# [Problem to solve]
Return every record below exactly as written, but leave out the pictures.

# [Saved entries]
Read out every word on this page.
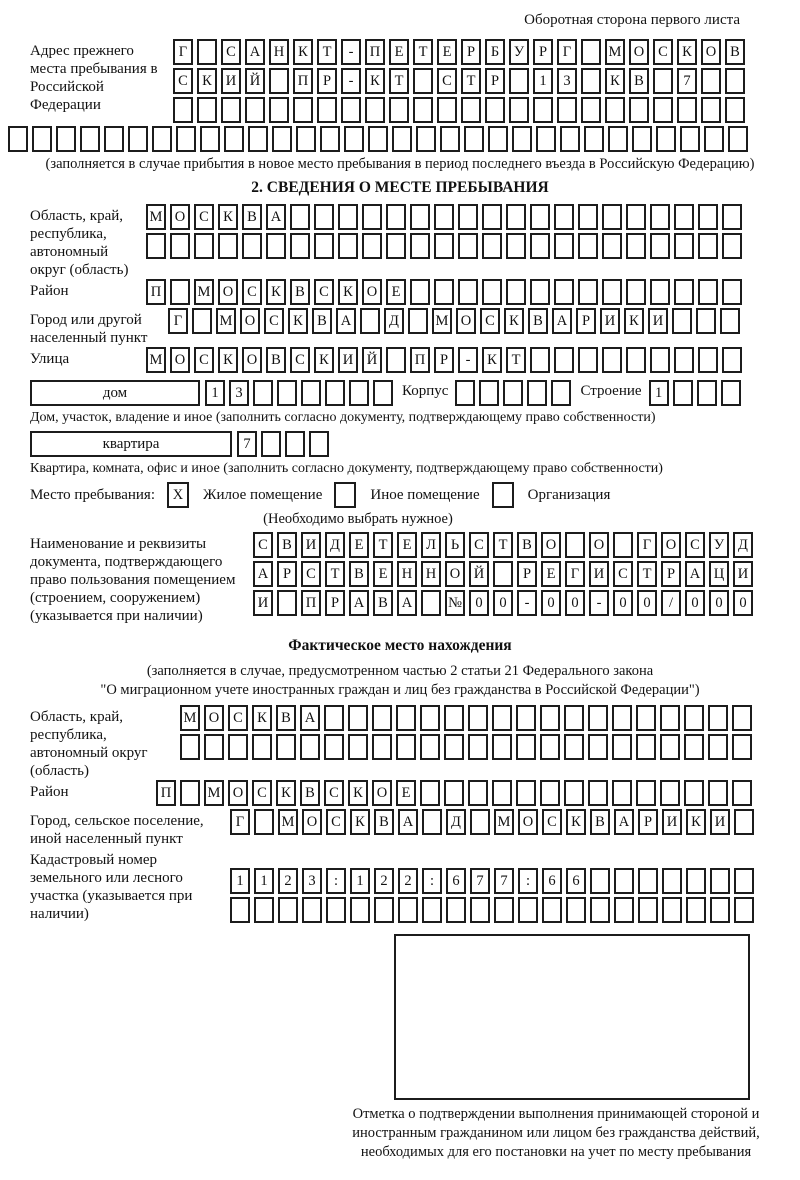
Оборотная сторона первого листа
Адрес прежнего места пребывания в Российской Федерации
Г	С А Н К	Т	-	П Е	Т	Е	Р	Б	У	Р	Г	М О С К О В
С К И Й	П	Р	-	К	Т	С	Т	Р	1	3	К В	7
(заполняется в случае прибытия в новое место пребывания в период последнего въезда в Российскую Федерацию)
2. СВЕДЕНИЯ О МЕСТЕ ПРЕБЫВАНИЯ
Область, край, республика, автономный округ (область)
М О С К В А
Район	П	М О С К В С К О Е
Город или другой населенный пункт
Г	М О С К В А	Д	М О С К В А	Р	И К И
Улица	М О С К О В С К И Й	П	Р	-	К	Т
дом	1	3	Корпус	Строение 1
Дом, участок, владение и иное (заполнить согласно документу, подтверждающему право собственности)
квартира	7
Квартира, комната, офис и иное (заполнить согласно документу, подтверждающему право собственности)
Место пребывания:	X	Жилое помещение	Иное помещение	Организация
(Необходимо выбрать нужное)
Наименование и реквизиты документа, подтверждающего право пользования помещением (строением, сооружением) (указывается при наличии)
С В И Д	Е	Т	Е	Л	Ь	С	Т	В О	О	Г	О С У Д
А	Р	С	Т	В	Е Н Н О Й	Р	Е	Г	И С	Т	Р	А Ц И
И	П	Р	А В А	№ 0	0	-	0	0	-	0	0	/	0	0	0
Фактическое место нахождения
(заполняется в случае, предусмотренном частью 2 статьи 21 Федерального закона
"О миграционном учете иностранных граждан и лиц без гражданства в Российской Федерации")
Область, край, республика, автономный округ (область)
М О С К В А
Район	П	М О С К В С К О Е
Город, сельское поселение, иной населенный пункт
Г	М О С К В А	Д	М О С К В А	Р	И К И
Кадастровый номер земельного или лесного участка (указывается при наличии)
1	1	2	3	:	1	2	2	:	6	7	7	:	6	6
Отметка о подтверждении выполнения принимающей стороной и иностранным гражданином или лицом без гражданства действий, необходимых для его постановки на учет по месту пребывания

# [Task solution]
Read out every word on this page.
Оборотная сторона первого листа
Адрес прежнего места пребывания в Российской Федерации
Г	С А Н К	Т	-	П Е	Т	Е	Р	Б	У	Р	Г	М О С К О В
С К И Й	П	Р	-	К	Т	С	Т	Р	1	3	К В	7
(заполняется в случае прибытия в новое место пребывания в период последнего въезда в Российскую Федерацию)
2. СВЕДЕНИЯ О МЕСТЕ ПРЕБЫВАНИЯ
Область, край, республика, автономный округ (область)
М О С К В А
Район	П	М О С К В С К О Е
Город или другой населенный пункт
Г	М О С К В А	Д	М О С К В А	Р	И К И
Улица	М О С К О В С К И Й	П	Р	-	К	Т
дом	1	3	Корпус	Строение 1
Дом, участок, владение и иное (заполнить согласно документу, подтверждающему право собственности)
квартира	7
Квартира, комната, офис и иное (заполнить согласно документу, подтверждающему право собственности)
Место пребывания:	X	Жилое помещение	Иное помещение	Организация
(Необходимо выбрать нужное)
Наименование и реквизиты документа, подтверждающего право пользования помещением (строением, сооружением) (указывается при наличии)
С В И Д	Е	Т	Е	Л	Ь	С	Т	В О	О	Г	О С У Д
А	Р	С	Т	В	Е Н Н О Й	Р	Е	Г	И С	Т	Р	А Ц И
И	П	Р	А В А	№ 0	0	-	0	0	-	0	0	/	0	0	0
Фактическое место нахождения
(заполняется в случае, предусмотренном частью 2 статьи 21 Федерального закона
"О миграционном учете иностранных граждан и лиц без гражданства в Российской Федерации")
Область, край, республика, автономный округ (область)
М О С К В А
Район	П	М О С К В С К О Е
Город, сельское поселение, иной населенный пункт
Г	М О С К В А	Д	М О С К В А	Р	И К И
Кадастровый номер земельного или лесного участка (указывается при наличии)
1	1	2	3	:	1	2	2	:	6	7	7	:	6	6
Отметка о подтверждении выполнения принимающей стороной и иностранным гражданином или лицом без гражданства действий, необходимых для его постановки на учет по месту пребывания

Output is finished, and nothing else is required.